◆ DIRECTIVE ◆
Copy out the material below in full, but not its images.

◆ GIVEN RECORDS ◆
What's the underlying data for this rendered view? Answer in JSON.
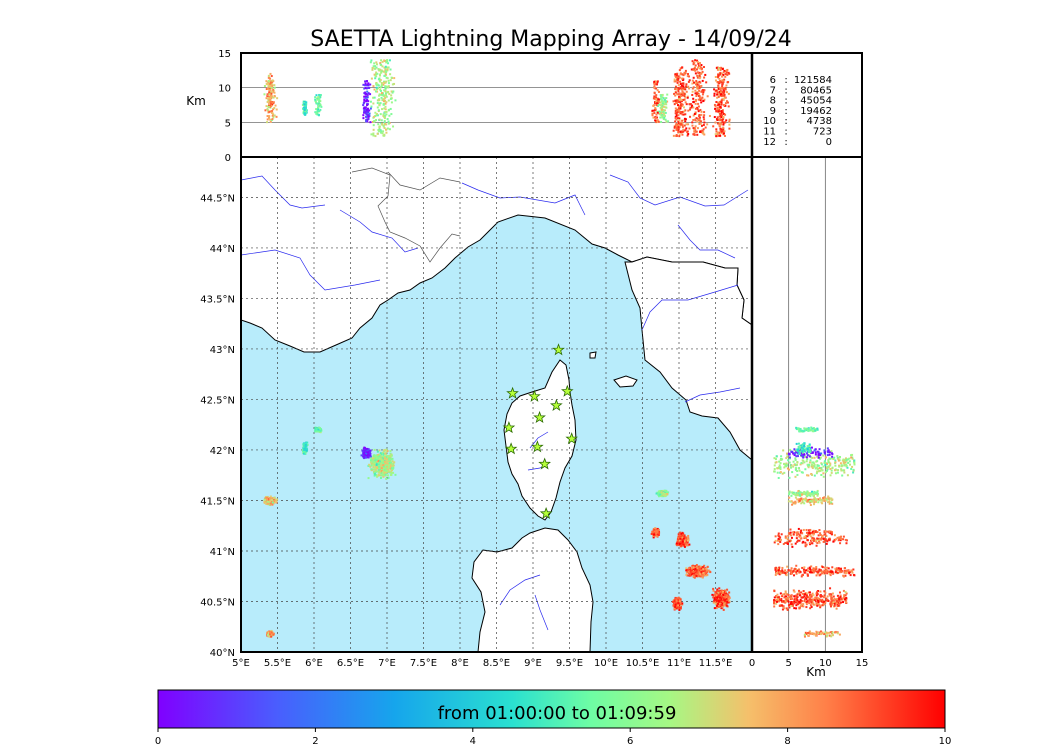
{
  "title": "SAETTA Lightning Mapping Array - 14/09/24",
  "colors": {
    "sea": "#b8ecfb",
    "land": "#ffffff",
    "river": "#2222ee",
    "coast": "#000000",
    "border": "#444444",
    "station_fill": "#b6ff3a",
    "highlight": "#ff0000"
  },
  "chart_data": {
    "type": "scatter",
    "map": {
      "lon_range": [
        5.0,
        12.0
      ],
      "lat_range": [
        40.0,
        44.9
      ],
      "lon_ticks": [
        "5°E",
        "5.5°E",
        "6°E",
        "6.5°E",
        "7°E",
        "7.5°E",
        "8°E",
        "8.5°E",
        "9°E",
        "9.5°E",
        "10°E",
        "10.5°E",
        "11°E",
        "11.5°E"
      ],
      "lon_tick_values": [
        5.0,
        5.5,
        6.0,
        6.5,
        7.0,
        7.5,
        8.0,
        8.5,
        9.0,
        9.5,
        10.0,
        10.5,
        11.0,
        11.5
      ],
      "lat_ticks": [
        "40°N",
        "40.5°N",
        "41°N",
        "41.5°N",
        "42°N",
        "42.5°N",
        "43°N",
        "43.5°N",
        "44°N",
        "44.5°N"
      ],
      "lat_tick_values": [
        40.0,
        40.5,
        41.0,
        41.5,
        42.0,
        42.5,
        43.0,
        43.5,
        44.0,
        44.5
      ],
      "grid": "dotted"
    },
    "altitude_axis": {
      "label": "Km",
      "range": [
        0,
        15
      ],
      "ticks": [
        "0",
        "5",
        "10",
        "15"
      ],
      "tick_values": [
        0,
        5,
        10,
        15
      ]
    },
    "altitude_histogram": [
      {
        "altitude": "6",
        "count": "121584",
        "highlight": false
      },
      {
        "altitude": "7",
        "count": "80465",
        "highlight": true
      },
      {
        "altitude": "8",
        "count": "45054",
        "highlight": false
      },
      {
        "altitude": "9",
        "count": "19462",
        "highlight": false
      },
      {
        "altitude": "10",
        "count": "4738",
        "highlight": false
      },
      {
        "altitude": "11",
        "count": "723",
        "highlight": false
      },
      {
        "altitude": "12",
        "count": "0",
        "highlight": false
      }
    ],
    "stations": [
      {
        "lon": 9.35,
        "lat": 42.99
      },
      {
        "lon": 8.72,
        "lat": 42.56
      },
      {
        "lon": 9.02,
        "lat": 42.53
      },
      {
        "lon": 9.47,
        "lat": 42.58
      },
      {
        "lon": 9.32,
        "lat": 42.44
      },
      {
        "lon": 9.09,
        "lat": 42.32
      },
      {
        "lon": 8.67,
        "lat": 42.22
      },
      {
        "lon": 9.53,
        "lat": 42.11
      },
      {
        "lon": 8.7,
        "lat": 42.01
      },
      {
        "lon": 9.06,
        "lat": 42.03
      },
      {
        "lon": 9.16,
        "lat": 41.86
      },
      {
        "lon": 9.18,
        "lat": 41.37
      }
    ],
    "cells": [
      {
        "lon": 6.93,
        "lat": 41.86,
        "dlon": 0.22,
        "dlat": 0.16,
        "alt_min": 3,
        "alt_max": 14,
        "time": 6.5
      },
      {
        "lon": 6.72,
        "lat": 41.97,
        "dlon": 0.08,
        "dlat": 0.06,
        "alt_min": 5,
        "alt_max": 11,
        "time": 0.5
      },
      {
        "lon": 5.4,
        "lat": 41.5,
        "dlon": 0.12,
        "dlat": 0.05,
        "alt_min": 5,
        "alt_max": 11,
        "time": 7.5
      },
      {
        "lon": 6.06,
        "lat": 42.2,
        "dlon": 0.06,
        "dlat": 0.03,
        "alt_min": 6,
        "alt_max": 9,
        "time": 5.5
      },
      {
        "lon": 5.88,
        "lat": 42.02,
        "dlon": 0.04,
        "dlat": 0.08,
        "alt_min": 6,
        "alt_max": 8,
        "time": 5.0
      },
      {
        "lon": 5.4,
        "lat": 40.18,
        "dlon": 0.06,
        "dlat": 0.04,
        "alt_min": 7,
        "alt_max": 12,
        "time": 8.0
      },
      {
        "lon": 10.78,
        "lat": 41.57,
        "dlon": 0.1,
        "dlat": 0.04,
        "alt_min": 5,
        "alt_max": 9,
        "time": 6.2
      },
      {
        "lon": 10.68,
        "lat": 41.18,
        "dlon": 0.06,
        "dlat": 0.05,
        "alt_min": 5,
        "alt_max": 11,
        "time": 9.0
      },
      {
        "lon": 11.05,
        "lat": 41.11,
        "dlon": 0.1,
        "dlat": 0.08,
        "alt_min": 3,
        "alt_max": 13,
        "time": 9.0
      },
      {
        "lon": 11.25,
        "lat": 40.8,
        "dlon": 0.2,
        "dlat": 0.07,
        "alt_min": 3,
        "alt_max": 14,
        "time": 9.0
      },
      {
        "lon": 10.98,
        "lat": 40.48,
        "dlon": 0.08,
        "dlat": 0.08,
        "alt_min": 3,
        "alt_max": 12,
        "time": 9.0
      },
      {
        "lon": 11.58,
        "lat": 40.53,
        "dlon": 0.14,
        "dlat": 0.12,
        "alt_min": 3,
        "alt_max": 13,
        "time": 9.0
      }
    ],
    "colorbar": {
      "label": "from 01:00:00 to 01:09:59",
      "range": [
        0,
        10
      ],
      "ticks": [
        "0",
        "2",
        "4",
        "6",
        "8",
        "10"
      ],
      "tick_values": [
        0,
        2,
        4,
        6,
        8,
        10
      ],
      "colormap": "rainbow"
    }
  }
}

◆ WORKED ANSWER ◆
What's the underlying data for this rendered view? Answer in JSON.
{
  "title": "SAETTA Lightning Mapping Array - 14/09/24",
  "colors": {
    "sea": "#b8ecfb",
    "land": "#ffffff",
    "river": "#2222ee",
    "coast": "#000000",
    "border": "#444444",
    "station_fill": "#b6ff3a",
    "highlight": "#ff0000"
  },
  "chart_data": {
    "type": "scatter",
    "map": {
      "lon_range": [
        5.0,
        12.0
      ],
      "lat_range": [
        40.0,
        44.9
      ],
      "lon_ticks": [
        "5°E",
        "5.5°E",
        "6°E",
        "6.5°E",
        "7°E",
        "7.5°E",
        "8°E",
        "8.5°E",
        "9°E",
        "9.5°E",
        "10°E",
        "10.5°E",
        "11°E",
        "11.5°E"
      ],
      "lon_tick_values": [
        5.0,
        5.5,
        6.0,
        6.5,
        7.0,
        7.5,
        8.0,
        8.5,
        9.0,
        9.5,
        10.0,
        10.5,
        11.0,
        11.5
      ],
      "lat_ticks": [
        "40°N",
        "40.5°N",
        "41°N",
        "41.5°N",
        "42°N",
        "42.5°N",
        "43°N",
        "43.5°N",
        "44°N",
        "44.5°N"
      ],
      "lat_tick_values": [
        40.0,
        40.5,
        41.0,
        41.5,
        42.0,
        42.5,
        43.0,
        43.5,
        44.0,
        44.5
      ],
      "grid": "dotted"
    },
    "altitude_axis": {
      "label": "Km",
      "range": [
        0,
        15
      ],
      "ticks": [
        "0",
        "5",
        "10",
        "15"
      ],
      "tick_values": [
        0,
        5,
        10,
        15
      ]
    },
    "altitude_histogram": [
      {
        "altitude": "6",
        "count": "121584",
        "highlight": false
      },
      {
        "altitude": "7",
        "count": "80465",
        "highlight": true
      },
      {
        "altitude": "8",
        "count": "45054",
        "highlight": false
      },
      {
        "altitude": "9",
        "count": "19462",
        "highlight": false
      },
      {
        "altitude": "10",
        "count": "4738",
        "highlight": false
      },
      {
        "altitude": "11",
        "count": "723",
        "highlight": false
      },
      {
        "altitude": "12",
        "count": "0",
        "highlight": false
      }
    ],
    "stations": [
      {
        "lon": 9.35,
        "lat": 42.99
      },
      {
        "lon": 8.72,
        "lat": 42.56
      },
      {
        "lon": 9.02,
        "lat": 42.53
      },
      {
        "lon": 9.47,
        "lat": 42.58
      },
      {
        "lon": 9.32,
        "lat": 42.44
      },
      {
        "lon": 9.09,
        "lat": 42.32
      },
      {
        "lon": 8.67,
        "lat": 42.22
      },
      {
        "lon": 9.53,
        "lat": 42.11
      },
      {
        "lon": 8.7,
        "lat": 42.01
      },
      {
        "lon": 9.06,
        "lat": 42.03
      },
      {
        "lon": 9.16,
        "lat": 41.86
      },
      {
        "lon": 9.18,
        "lat": 41.37
      }
    ],
    "cells": [
      {
        "lon": 6.93,
        "lat": 41.86,
        "dlon": 0.22,
        "dlat": 0.16,
        "alt_min": 3,
        "alt_max": 14,
        "time": 6.5
      },
      {
        "lon": 6.72,
        "lat": 41.97,
        "dlon": 0.08,
        "dlat": 0.06,
        "alt_min": 5,
        "alt_max": 11,
        "time": 0.5
      },
      {
        "lon": 5.4,
        "lat": 41.5,
        "dlon": 0.12,
        "dlat": 0.05,
        "alt_min": 5,
        "alt_max": 11,
        "time": 7.5
      },
      {
        "lon": 6.06,
        "lat": 42.2,
        "dlon": 0.06,
        "dlat": 0.03,
        "alt_min": 6,
        "alt_max": 9,
        "time": 5.5
      },
      {
        "lon": 5.88,
        "lat": 42.02,
        "dlon": 0.04,
        "dlat": 0.08,
        "alt_min": 6,
        "alt_max": 8,
        "time": 5.0
      },
      {
        "lon": 5.4,
        "lat": 40.18,
        "dlon": 0.06,
        "dlat": 0.04,
        "alt_min": 7,
        "alt_max": 12,
        "time": 8.0
      },
      {
        "lon": 10.78,
        "lat": 41.57,
        "dlon": 0.1,
        "dlat": 0.04,
        "alt_min": 5,
        "alt_max": 9,
        "time": 6.2
      },
      {
        "lon": 10.68,
        "lat": 41.18,
        "dlon": 0.06,
        "dlat": 0.05,
        "alt_min": 5,
        "alt_max": 11,
        "time": 9.0
      },
      {
        "lon": 11.05,
        "lat": 41.11,
        "dlon": 0.1,
        "dlat": 0.08,
        "alt_min": 3,
        "alt_max": 13,
        "time": 9.0
      },
      {
        "lon": 11.25,
        "lat": 40.8,
        "dlon": 0.2,
        "dlat": 0.07,
        "alt_min": 3,
        "alt_max": 14,
        "time": 9.0
      },
      {
        "lon": 10.98,
        "lat": 40.48,
        "dlon": 0.08,
        "dlat": 0.08,
        "alt_min": 3,
        "alt_max": 12,
        "time": 9.0
      },
      {
        "lon": 11.58,
        "lat": 40.53,
        "dlon": 0.14,
        "dlat": 0.12,
        "alt_min": 3,
        "alt_max": 13,
        "time": 9.0
      }
    ],
    "colorbar": {
      "label": "from 01:00:00 to 01:09:59",
      "range": [
        0,
        10
      ],
      "ticks": [
        "0",
        "2",
        "4",
        "6",
        "8",
        "10"
      ],
      "tick_values": [
        0,
        2,
        4,
        6,
        8,
        10
      ],
      "colormap": "rainbow"
    }
  }
}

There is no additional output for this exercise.